◆ QUESTIONS:
• 1. D'après l'extrait, sous quel nom connaît-on la théorie dominante sur l'apparition de la marche debout ?
• 2. Énumérez dans l'ordre les étapes que l'hypothèse de la savane décrit dans l'extrait.

◆ EXTRAIT À LIRE:
---------------

Les premiers humains auraient appris à marcher alors qu’ils se trouvaient encore dans les arbres
On a longtemps cru que nos ancêtres préhistoriques ont commencé à marcher sur deux jambes lorsqu’ils sont passés des arbres à l’environnement plus ouvert de la savane africaine. Une nouvelle étude sur les chimpanzés suggère cependant que ce n’est peut-être pas le cas.
Image d’entête : un chimpanzé mâle adulte marche debout pour se déplacer sur des branches flexibles dans la canopée ouverte, caractéristique de l’habitat mosaïque de forêt-savane de la vallée d’Issa. (Rhianna C. Drummond-Clarke)
Connue sous le nom d’hypothèse de la savane, la théorie dominante suggère que lorsque les forêts tropicales ont commencé à reculer en raison du changement climatique naturel, les premiers hominidés qui vivaient dans les arbres de ces forêts ont commencé à s’aventurer dans la savane. Cette dernière étant constituée d’un mélange de forêts et de prairies, les singes se sont progressivement mis à marcher debout, afin de mieux traverser les espaces ouverts.

---------------

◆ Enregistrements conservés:

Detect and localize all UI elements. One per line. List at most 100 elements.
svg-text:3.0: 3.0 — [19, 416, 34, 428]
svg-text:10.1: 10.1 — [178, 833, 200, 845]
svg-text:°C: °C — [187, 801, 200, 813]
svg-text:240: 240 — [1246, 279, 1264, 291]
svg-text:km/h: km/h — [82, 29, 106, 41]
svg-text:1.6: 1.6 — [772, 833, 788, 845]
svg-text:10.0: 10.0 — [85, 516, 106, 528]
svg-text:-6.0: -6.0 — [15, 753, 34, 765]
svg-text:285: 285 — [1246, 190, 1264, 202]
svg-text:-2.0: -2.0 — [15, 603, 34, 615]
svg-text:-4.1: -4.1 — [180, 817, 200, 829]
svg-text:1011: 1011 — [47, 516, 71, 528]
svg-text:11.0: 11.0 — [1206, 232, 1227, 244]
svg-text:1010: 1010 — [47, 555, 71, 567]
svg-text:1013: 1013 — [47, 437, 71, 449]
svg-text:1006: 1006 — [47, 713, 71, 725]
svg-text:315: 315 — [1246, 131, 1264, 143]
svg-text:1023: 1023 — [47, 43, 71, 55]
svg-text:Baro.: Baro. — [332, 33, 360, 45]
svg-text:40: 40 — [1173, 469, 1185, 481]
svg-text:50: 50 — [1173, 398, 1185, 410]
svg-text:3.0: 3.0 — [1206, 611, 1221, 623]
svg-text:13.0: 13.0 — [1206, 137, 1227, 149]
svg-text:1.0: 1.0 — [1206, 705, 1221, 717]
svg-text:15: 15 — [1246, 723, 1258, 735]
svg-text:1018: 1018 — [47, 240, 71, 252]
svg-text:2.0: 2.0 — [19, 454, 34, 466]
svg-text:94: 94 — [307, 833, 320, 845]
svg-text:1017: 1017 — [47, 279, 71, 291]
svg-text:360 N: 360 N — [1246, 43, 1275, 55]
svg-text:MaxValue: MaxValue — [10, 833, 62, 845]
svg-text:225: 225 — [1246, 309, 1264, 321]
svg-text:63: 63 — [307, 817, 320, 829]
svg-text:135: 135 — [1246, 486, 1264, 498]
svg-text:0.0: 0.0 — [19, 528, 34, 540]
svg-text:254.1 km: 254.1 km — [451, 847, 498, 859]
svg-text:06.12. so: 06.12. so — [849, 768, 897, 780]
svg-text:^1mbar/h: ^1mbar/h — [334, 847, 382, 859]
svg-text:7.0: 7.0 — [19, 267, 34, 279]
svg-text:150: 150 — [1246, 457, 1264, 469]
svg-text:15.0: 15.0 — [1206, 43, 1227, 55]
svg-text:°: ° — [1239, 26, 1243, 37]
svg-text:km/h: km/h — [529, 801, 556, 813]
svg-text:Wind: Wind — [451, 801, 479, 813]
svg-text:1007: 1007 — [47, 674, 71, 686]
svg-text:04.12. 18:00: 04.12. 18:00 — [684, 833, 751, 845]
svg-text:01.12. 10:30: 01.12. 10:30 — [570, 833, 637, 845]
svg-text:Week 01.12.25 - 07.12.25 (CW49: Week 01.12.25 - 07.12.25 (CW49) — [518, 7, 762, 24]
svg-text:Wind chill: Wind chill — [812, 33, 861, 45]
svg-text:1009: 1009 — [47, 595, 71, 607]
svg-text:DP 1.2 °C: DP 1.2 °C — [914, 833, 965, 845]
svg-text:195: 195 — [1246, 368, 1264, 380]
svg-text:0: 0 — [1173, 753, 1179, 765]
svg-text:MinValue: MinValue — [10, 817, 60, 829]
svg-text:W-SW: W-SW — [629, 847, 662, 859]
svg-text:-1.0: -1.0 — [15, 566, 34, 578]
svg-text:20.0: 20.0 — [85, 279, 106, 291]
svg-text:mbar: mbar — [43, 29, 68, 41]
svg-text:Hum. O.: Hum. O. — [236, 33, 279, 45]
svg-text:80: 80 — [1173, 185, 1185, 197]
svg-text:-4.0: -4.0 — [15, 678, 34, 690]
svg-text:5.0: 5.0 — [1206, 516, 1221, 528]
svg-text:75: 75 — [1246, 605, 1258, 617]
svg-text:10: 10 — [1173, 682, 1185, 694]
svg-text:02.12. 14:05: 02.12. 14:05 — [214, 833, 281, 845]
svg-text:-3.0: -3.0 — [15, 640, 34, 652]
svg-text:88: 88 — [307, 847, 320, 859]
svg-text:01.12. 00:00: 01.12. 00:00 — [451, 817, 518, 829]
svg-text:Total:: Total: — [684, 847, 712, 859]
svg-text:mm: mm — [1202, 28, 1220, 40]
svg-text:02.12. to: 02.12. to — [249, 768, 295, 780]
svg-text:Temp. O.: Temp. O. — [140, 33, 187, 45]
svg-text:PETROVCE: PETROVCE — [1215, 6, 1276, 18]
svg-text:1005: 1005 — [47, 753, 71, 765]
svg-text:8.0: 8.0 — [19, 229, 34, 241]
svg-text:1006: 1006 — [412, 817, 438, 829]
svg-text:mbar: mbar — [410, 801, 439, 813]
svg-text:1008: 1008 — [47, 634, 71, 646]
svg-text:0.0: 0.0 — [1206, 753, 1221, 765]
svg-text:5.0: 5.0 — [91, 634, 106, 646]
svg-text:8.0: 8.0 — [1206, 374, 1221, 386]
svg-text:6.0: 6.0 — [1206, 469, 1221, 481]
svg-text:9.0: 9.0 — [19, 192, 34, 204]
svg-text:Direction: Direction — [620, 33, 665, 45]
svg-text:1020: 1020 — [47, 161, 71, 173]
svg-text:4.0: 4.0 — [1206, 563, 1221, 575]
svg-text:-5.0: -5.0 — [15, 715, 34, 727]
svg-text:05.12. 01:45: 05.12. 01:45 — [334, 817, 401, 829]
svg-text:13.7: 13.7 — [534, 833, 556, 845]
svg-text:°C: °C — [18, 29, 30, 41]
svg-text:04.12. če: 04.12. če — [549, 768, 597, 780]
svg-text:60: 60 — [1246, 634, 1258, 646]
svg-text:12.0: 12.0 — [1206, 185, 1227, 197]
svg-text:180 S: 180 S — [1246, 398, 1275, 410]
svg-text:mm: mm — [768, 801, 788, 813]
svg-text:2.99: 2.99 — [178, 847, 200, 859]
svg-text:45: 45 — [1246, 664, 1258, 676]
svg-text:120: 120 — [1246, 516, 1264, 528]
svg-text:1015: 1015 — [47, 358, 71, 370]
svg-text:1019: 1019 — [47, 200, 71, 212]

---------------

◆ CORRIGÉ DE L'EXERCICE:
• 1. L'hypothèse de la savane.

• 2.
1. Les forêts tropicales commencent à reculer en raison du changement climatique naturel.
2. Les premiers hominidés qui vivaient dans les arbres de ces forêts commencent à s'aventurer dans la savane.
3. Les singes se mettent progressivement à marcher debout afin de mieux traverser les espaces ouverts.